What you need to do: Give every line from the entries that contains "Only".

──────

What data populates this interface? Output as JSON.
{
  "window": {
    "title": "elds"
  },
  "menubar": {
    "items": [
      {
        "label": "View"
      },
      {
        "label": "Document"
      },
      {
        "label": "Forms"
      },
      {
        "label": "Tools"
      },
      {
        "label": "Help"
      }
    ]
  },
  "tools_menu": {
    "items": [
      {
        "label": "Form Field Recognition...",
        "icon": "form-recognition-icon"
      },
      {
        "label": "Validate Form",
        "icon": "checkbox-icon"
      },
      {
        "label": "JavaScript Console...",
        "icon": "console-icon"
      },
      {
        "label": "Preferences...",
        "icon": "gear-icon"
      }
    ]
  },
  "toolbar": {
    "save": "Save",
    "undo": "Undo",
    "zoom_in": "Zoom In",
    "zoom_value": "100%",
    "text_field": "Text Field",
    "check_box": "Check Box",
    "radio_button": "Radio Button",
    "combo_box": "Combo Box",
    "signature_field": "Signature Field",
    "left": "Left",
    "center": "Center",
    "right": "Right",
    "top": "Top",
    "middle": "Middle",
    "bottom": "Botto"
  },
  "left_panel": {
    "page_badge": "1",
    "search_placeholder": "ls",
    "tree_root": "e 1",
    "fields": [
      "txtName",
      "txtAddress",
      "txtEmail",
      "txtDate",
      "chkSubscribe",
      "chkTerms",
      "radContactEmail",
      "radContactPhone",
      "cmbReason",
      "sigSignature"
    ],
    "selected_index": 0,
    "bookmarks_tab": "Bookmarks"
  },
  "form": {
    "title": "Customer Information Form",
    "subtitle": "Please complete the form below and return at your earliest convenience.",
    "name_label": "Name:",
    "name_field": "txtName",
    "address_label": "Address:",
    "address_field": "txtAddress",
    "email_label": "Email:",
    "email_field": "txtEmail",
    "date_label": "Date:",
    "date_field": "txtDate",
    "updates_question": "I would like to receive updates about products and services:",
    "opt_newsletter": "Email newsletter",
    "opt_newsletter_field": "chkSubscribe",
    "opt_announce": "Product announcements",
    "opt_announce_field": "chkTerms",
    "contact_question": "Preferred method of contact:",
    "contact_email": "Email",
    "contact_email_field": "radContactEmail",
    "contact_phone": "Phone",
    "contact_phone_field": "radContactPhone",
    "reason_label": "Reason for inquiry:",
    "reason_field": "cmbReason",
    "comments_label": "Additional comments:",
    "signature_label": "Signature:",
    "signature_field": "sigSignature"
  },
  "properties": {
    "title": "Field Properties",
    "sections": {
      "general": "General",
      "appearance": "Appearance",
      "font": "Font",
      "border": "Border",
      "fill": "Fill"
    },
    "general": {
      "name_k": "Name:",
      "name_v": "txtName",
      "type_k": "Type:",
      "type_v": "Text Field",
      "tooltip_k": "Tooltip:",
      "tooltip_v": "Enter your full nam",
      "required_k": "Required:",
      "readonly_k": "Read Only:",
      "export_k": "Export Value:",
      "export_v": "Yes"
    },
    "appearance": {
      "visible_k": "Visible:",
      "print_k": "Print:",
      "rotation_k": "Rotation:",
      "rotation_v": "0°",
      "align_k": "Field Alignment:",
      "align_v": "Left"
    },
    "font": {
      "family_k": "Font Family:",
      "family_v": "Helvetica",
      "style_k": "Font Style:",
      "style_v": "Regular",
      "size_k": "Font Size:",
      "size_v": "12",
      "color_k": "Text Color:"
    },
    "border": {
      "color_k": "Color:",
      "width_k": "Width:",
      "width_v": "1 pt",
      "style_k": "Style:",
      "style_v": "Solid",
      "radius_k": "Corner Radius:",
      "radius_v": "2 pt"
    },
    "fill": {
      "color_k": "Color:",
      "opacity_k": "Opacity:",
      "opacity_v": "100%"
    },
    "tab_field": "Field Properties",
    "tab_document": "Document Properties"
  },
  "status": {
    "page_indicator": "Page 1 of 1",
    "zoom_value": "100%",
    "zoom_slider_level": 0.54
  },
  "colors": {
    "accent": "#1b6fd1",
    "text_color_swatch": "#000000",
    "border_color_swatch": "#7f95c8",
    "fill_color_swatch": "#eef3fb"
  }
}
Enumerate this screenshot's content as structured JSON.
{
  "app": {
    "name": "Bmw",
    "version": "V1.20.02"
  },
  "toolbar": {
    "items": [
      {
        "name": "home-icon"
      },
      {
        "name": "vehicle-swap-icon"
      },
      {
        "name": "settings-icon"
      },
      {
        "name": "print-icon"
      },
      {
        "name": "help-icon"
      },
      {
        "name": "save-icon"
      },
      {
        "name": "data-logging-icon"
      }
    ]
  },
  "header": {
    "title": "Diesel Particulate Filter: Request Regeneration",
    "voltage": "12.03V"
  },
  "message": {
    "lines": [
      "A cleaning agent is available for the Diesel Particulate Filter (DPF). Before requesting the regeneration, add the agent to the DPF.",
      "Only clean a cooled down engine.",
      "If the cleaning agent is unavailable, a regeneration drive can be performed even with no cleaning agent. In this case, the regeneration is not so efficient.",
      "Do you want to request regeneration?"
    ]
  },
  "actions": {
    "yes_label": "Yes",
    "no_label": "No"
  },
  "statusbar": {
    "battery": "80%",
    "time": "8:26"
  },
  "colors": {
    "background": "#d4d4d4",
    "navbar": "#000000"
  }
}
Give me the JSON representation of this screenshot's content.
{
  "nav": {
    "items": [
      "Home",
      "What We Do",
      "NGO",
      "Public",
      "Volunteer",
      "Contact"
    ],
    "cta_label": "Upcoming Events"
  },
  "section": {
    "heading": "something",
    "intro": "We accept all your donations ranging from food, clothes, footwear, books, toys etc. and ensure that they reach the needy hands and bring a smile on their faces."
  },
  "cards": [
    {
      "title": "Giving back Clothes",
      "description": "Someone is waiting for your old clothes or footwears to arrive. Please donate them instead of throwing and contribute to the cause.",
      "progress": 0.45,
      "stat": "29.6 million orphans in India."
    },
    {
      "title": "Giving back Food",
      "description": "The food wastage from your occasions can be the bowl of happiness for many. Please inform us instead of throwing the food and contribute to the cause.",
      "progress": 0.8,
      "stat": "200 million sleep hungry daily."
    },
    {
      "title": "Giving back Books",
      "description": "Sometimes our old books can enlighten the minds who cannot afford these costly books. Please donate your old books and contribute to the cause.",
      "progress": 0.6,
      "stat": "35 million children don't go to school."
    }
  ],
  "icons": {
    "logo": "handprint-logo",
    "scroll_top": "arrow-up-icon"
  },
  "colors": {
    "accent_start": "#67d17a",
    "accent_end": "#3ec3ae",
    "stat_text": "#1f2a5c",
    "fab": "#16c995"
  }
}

──────

Written answer:
      "readonly_k": "Read Only:",
      "Only clean a cooled down engine.",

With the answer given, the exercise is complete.